TASK INSTRUCTIONS
Report every line in the listing that contains the string "ἤθελεν".

# # # #

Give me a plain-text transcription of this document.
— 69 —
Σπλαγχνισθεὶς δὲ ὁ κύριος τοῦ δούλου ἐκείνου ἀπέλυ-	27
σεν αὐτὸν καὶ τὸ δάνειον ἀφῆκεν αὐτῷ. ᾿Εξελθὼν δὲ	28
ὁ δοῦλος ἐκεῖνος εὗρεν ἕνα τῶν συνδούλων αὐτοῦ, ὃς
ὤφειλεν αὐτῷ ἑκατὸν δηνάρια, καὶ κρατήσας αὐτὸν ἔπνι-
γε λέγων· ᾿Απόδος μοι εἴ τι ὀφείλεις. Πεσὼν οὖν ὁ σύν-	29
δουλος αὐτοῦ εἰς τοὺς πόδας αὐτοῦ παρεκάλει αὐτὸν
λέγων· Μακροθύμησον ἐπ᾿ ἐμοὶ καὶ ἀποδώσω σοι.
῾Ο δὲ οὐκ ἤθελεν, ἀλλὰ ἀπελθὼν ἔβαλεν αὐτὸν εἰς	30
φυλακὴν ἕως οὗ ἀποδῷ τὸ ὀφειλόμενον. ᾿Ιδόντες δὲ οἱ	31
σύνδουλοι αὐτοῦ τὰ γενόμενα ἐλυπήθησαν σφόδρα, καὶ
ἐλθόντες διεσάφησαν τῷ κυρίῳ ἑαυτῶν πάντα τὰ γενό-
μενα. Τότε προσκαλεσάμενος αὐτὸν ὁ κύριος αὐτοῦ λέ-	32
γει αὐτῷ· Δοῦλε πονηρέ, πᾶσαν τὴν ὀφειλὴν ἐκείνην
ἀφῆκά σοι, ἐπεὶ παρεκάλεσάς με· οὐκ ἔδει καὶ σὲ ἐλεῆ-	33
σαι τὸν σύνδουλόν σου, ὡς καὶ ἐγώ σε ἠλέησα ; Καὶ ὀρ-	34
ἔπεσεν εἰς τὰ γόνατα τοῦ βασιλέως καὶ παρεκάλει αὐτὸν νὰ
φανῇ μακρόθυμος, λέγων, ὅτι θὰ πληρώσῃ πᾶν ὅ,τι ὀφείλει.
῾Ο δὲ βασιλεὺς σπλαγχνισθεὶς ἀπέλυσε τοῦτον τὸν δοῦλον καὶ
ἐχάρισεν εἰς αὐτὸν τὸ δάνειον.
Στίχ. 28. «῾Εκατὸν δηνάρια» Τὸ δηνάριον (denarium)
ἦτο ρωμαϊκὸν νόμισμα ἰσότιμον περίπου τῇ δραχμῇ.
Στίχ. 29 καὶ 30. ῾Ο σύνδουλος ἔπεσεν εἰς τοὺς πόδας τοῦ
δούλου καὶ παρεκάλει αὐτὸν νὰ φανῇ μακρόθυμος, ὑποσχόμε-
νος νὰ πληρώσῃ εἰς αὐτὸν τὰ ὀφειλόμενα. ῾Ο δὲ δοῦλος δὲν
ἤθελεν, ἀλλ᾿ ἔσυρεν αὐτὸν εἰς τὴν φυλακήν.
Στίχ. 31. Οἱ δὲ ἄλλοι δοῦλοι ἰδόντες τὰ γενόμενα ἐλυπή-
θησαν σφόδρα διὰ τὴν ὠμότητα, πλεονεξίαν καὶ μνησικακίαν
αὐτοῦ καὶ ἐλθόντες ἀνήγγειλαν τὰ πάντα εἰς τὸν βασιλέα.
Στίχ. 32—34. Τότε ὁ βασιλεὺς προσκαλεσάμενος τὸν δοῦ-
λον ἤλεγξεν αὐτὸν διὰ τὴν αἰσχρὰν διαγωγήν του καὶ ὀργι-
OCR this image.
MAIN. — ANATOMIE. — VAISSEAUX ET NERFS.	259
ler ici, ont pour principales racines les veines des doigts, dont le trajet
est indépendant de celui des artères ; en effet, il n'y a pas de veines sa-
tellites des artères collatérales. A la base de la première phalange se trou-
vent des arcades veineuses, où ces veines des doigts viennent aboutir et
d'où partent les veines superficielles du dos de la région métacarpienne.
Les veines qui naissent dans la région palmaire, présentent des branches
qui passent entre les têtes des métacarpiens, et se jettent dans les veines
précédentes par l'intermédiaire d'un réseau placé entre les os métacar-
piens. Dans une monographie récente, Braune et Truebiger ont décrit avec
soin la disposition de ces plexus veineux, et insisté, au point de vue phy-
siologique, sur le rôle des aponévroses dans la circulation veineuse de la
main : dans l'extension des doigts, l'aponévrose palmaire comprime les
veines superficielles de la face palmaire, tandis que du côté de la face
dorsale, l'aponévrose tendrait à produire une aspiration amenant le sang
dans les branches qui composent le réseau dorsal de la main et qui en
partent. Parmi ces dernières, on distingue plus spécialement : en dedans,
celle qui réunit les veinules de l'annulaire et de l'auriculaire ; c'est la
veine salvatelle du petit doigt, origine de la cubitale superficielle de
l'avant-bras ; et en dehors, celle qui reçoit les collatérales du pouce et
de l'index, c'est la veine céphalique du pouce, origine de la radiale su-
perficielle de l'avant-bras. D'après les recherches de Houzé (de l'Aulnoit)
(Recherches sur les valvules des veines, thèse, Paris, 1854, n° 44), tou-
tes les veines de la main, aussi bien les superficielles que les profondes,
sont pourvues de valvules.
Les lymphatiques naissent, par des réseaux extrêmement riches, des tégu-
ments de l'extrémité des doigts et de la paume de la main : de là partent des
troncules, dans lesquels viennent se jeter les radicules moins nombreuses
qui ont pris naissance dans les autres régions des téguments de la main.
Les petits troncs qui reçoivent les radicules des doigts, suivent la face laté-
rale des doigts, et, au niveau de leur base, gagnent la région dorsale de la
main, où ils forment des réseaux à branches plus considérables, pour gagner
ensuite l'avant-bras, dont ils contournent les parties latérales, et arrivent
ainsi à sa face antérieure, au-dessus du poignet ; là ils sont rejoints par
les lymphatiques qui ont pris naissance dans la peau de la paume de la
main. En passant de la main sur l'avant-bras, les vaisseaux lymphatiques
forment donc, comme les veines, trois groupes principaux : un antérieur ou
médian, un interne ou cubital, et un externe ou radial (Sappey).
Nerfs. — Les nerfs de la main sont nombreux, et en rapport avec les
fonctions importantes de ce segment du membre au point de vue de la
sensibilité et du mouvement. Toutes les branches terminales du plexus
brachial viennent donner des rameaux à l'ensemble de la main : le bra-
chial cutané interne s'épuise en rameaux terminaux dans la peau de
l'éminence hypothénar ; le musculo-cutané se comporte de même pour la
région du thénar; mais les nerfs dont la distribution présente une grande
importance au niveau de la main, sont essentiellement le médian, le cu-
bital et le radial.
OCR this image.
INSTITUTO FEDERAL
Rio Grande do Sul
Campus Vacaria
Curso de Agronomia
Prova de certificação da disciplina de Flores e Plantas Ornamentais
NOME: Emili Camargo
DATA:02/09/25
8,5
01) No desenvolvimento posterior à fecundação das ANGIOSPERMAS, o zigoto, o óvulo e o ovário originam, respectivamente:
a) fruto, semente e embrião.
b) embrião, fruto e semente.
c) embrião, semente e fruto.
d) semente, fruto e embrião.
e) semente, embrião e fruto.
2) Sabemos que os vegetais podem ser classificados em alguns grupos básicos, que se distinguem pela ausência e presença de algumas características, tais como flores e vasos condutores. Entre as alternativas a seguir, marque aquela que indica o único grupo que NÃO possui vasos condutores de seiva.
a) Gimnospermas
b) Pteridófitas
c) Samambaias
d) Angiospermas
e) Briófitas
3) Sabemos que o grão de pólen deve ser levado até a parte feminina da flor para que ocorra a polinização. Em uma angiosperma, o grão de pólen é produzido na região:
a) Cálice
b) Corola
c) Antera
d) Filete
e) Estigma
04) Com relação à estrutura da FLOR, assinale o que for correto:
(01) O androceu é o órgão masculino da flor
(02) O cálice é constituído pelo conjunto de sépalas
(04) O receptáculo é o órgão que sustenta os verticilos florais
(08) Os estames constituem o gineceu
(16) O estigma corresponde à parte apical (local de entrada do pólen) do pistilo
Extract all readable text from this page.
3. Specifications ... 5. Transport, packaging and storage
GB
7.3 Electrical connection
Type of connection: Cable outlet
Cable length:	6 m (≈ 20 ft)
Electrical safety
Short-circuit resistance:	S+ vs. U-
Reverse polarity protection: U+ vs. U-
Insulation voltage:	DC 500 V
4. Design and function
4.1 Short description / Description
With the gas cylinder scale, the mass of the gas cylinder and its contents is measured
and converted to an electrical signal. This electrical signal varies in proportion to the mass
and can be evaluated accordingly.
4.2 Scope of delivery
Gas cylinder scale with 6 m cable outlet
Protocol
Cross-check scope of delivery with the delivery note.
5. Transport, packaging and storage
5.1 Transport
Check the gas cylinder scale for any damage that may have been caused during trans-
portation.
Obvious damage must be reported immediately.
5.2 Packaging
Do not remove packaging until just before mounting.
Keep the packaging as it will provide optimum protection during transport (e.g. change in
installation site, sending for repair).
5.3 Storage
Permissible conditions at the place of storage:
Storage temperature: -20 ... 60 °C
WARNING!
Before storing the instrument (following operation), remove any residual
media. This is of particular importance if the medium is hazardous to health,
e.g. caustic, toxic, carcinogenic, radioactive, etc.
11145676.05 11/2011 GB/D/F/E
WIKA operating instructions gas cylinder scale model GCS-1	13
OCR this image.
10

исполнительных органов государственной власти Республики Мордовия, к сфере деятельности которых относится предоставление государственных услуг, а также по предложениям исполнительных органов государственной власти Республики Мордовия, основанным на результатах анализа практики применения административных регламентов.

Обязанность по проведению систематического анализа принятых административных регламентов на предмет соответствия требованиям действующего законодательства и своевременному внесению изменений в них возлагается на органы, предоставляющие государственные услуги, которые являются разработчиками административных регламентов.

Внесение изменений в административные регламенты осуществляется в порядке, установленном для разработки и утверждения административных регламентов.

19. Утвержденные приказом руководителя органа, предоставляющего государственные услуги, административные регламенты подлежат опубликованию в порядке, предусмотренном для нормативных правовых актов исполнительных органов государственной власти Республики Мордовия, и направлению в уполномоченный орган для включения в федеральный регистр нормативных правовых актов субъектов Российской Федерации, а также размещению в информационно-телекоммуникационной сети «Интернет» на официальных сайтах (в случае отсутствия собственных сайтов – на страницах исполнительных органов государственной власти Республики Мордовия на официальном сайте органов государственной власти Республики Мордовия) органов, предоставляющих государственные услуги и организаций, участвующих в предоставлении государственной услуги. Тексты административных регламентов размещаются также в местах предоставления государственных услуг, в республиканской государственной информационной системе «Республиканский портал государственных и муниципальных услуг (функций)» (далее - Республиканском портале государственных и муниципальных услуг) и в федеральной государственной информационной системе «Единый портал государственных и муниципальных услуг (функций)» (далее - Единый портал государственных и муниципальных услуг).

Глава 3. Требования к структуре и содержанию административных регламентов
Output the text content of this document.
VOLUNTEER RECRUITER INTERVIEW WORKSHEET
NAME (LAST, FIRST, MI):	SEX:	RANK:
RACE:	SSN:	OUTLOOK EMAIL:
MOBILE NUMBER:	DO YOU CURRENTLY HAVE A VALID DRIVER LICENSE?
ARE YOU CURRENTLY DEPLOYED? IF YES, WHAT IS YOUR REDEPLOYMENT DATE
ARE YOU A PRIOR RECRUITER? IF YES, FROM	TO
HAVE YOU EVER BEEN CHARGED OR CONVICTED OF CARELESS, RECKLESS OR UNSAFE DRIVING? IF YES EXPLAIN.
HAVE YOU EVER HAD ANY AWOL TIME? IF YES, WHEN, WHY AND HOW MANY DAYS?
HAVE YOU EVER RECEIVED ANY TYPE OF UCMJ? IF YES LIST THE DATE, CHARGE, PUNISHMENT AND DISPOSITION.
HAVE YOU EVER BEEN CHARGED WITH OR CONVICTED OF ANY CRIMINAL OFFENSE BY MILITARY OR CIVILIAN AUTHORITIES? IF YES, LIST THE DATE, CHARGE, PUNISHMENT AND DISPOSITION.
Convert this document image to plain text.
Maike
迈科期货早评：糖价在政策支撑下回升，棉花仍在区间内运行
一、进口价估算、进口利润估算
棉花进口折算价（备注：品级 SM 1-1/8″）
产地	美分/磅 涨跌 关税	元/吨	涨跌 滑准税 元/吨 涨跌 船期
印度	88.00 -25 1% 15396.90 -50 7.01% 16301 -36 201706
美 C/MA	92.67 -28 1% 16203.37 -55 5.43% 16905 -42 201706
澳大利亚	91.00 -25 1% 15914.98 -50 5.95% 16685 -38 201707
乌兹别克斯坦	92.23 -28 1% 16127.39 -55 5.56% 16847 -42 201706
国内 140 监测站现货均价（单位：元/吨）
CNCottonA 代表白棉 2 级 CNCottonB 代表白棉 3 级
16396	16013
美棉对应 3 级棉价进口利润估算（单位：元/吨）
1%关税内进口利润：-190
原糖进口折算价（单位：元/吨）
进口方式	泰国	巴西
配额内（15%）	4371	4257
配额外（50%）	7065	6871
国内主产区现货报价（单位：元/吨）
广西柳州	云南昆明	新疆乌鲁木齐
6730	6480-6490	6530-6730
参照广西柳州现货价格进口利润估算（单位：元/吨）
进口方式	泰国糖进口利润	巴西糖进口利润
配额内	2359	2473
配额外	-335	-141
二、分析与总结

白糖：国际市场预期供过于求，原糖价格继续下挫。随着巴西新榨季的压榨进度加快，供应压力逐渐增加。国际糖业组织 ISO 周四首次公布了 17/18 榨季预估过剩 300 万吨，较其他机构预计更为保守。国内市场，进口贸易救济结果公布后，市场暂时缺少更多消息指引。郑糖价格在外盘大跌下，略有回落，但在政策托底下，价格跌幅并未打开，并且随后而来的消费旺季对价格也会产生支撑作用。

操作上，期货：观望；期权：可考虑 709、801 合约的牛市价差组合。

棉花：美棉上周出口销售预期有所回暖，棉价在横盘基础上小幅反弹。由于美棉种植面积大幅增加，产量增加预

# # # #

ANSWER FOR THIS EXERCISE
῾Ο δὲ οὐκ ἤθελεν, ἀλλὰ ἀπελθὼν ἔβαλεν αὐτὸν εἰς	30
ἤθελεν, ἀλλ᾿ ἔσυρεν αὐτὸν εἰς τὴν φυλακήν.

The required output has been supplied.